→ **Task to complete**: Check every line of the material below for the string "vært", and return the ones that have it.
_ _ _
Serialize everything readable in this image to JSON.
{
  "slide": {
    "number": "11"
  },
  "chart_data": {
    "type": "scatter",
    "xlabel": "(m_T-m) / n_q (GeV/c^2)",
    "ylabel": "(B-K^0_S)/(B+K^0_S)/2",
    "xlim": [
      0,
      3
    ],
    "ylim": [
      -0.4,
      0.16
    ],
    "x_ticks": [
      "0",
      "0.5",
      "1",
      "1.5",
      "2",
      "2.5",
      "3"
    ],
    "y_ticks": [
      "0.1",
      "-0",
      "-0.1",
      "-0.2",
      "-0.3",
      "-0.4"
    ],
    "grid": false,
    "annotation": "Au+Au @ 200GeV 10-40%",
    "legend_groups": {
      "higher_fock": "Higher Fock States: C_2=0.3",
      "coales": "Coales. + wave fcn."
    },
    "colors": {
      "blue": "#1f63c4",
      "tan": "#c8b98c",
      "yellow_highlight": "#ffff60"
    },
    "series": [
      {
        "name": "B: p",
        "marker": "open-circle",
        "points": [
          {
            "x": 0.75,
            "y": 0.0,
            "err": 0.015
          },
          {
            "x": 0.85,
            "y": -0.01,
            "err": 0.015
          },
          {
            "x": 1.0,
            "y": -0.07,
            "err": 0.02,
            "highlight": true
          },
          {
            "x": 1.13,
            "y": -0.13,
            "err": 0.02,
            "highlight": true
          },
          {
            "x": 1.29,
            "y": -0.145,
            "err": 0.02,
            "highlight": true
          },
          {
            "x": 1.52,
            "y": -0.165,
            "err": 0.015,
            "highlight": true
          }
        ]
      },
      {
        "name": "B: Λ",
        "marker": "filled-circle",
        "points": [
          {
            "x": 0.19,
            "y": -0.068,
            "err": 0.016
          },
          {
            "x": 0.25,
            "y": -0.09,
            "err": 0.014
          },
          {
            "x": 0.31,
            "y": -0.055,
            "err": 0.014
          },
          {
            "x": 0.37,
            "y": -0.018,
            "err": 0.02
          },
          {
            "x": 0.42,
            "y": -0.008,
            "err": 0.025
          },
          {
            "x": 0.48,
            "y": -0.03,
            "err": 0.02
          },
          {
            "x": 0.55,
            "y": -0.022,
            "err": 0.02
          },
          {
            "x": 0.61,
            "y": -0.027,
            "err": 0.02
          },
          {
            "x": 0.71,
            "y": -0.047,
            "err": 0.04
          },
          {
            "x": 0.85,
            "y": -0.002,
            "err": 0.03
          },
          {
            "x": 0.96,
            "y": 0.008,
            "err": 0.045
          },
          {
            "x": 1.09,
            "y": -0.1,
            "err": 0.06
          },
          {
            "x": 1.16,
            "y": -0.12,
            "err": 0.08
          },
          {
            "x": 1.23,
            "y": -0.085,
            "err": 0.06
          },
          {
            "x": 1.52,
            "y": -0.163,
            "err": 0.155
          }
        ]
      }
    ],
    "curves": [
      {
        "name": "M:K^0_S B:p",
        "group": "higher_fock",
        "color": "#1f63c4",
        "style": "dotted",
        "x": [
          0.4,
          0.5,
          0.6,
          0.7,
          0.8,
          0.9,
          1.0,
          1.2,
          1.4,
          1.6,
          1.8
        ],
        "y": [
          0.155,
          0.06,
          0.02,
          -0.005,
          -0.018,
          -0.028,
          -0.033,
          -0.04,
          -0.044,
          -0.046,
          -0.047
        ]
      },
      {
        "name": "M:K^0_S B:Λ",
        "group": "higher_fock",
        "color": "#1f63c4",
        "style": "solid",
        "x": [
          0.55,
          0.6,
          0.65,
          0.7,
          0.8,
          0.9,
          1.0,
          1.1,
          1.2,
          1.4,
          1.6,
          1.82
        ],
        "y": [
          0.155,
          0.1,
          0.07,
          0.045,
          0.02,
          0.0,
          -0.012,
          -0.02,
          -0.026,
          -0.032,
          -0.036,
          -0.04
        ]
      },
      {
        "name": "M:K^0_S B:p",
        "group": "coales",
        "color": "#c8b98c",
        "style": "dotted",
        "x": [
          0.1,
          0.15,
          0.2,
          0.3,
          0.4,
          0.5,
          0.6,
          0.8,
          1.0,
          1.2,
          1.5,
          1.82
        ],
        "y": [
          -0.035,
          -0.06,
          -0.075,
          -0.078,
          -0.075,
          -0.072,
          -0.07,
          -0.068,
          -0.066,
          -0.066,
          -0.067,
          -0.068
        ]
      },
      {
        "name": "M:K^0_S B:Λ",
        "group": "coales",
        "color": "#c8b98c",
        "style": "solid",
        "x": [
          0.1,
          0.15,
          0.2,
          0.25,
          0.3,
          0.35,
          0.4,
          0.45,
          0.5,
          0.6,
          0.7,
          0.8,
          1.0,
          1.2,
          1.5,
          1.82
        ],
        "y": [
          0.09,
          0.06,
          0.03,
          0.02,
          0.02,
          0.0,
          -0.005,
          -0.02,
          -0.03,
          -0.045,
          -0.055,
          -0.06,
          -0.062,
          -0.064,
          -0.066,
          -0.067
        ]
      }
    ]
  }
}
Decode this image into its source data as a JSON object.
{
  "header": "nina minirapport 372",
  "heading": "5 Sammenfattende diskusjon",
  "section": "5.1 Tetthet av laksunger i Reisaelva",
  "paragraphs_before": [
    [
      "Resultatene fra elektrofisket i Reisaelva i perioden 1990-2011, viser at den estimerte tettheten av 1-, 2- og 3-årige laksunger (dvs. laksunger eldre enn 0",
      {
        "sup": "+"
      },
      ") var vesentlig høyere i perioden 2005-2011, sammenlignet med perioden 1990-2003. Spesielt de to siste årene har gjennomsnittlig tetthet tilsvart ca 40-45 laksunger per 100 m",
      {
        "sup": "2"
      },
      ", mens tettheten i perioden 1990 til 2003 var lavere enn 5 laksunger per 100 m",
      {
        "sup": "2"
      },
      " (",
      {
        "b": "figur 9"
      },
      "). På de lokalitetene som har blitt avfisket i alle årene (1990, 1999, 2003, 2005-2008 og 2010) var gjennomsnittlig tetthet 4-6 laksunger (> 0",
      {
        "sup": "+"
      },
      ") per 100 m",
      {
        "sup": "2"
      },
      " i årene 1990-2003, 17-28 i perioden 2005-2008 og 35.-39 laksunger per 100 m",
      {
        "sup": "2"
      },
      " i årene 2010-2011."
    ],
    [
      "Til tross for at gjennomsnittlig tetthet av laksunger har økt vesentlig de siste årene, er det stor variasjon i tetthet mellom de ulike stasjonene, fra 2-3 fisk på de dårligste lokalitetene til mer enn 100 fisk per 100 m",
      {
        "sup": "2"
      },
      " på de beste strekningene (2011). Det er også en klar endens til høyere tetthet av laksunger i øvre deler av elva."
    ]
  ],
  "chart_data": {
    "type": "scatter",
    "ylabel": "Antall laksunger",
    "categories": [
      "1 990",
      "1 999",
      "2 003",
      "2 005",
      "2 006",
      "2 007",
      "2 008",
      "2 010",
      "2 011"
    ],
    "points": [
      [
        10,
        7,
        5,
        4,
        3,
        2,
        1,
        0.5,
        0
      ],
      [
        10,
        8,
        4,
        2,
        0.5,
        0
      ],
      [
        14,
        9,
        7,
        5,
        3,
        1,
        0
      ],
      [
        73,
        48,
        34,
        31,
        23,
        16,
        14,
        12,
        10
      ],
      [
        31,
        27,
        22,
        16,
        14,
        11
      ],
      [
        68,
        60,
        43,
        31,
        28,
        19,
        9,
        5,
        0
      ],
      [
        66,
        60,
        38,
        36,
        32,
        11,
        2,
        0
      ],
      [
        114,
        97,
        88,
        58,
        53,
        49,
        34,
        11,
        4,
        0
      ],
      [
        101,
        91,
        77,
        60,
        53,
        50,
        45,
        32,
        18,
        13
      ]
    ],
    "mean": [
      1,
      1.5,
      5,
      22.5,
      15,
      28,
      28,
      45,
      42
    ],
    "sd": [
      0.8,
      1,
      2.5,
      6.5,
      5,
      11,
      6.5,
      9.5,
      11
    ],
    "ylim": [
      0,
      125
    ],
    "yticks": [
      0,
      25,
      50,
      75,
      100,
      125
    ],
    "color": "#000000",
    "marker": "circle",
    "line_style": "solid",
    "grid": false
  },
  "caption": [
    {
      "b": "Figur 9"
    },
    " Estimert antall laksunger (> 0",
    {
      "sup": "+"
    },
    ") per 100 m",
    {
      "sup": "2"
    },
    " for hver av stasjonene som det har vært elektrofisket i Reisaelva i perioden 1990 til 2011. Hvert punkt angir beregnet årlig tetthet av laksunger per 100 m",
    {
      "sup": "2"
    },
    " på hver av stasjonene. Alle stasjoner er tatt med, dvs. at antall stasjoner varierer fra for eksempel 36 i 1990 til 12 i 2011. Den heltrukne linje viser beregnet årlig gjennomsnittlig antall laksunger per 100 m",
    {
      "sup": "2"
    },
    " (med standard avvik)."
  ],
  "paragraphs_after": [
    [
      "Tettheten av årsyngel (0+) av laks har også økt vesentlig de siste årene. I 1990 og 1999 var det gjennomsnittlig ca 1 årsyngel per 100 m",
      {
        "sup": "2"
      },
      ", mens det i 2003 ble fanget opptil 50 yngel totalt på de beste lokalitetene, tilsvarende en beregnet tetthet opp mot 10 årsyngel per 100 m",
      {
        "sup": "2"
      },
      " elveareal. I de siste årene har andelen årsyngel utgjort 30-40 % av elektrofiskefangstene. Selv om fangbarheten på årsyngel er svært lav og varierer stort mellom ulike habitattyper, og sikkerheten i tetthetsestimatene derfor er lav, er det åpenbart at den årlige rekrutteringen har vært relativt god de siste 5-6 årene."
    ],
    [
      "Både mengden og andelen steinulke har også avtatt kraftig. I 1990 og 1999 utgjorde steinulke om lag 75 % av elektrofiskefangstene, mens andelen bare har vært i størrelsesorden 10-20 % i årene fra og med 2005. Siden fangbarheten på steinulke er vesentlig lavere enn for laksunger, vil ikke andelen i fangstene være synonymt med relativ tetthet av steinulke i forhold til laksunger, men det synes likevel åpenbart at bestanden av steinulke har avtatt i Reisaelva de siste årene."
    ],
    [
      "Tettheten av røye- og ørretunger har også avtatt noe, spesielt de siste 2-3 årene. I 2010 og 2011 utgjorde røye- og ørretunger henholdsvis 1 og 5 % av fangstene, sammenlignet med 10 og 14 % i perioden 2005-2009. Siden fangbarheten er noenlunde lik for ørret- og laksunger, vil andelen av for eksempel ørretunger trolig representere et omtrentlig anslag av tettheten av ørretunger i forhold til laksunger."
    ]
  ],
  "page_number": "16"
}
_ _ _
→ **Finished task**:
    " for hver av stasjonene som det har vært elektrofisket i Reisaelva i perioden 1990 til 2011. Hvert punkt angir beregnet årlig tetthet av laksunger per 100 m",
      " elveareal. I de siste årene har andelen årsyngel utgjort 30-40 % av elektrofiskefangstene. Selv om fangbarheten på årsyngel er svært lav og varierer stort mellom ulike habitattyper, og sikkerheten i tetthetsestimatene derfor er lav, er det åpenbart at den årlige rekrutteringen har vært relativt god de siste 5-6 årene."
      "Både mengden og andelen steinulke har også avtatt kraftig. I 1990 og 1999 utgjorde steinulke om lag 75 % av elektrofiskefangstene, mens andelen bare har vært i størrelsesorden 10-20 % i årene fra og med 2005. Siden fangbarheten på steinulke er vesentlig lavere enn for laksunger, vil ikke andelen i fangstene være synonymt med relativ tetthet av steinulke i forhold til laksunger, men det synes likevel åpenbart at bestanden av steinulke har avtatt i Reisaelva de siste årene."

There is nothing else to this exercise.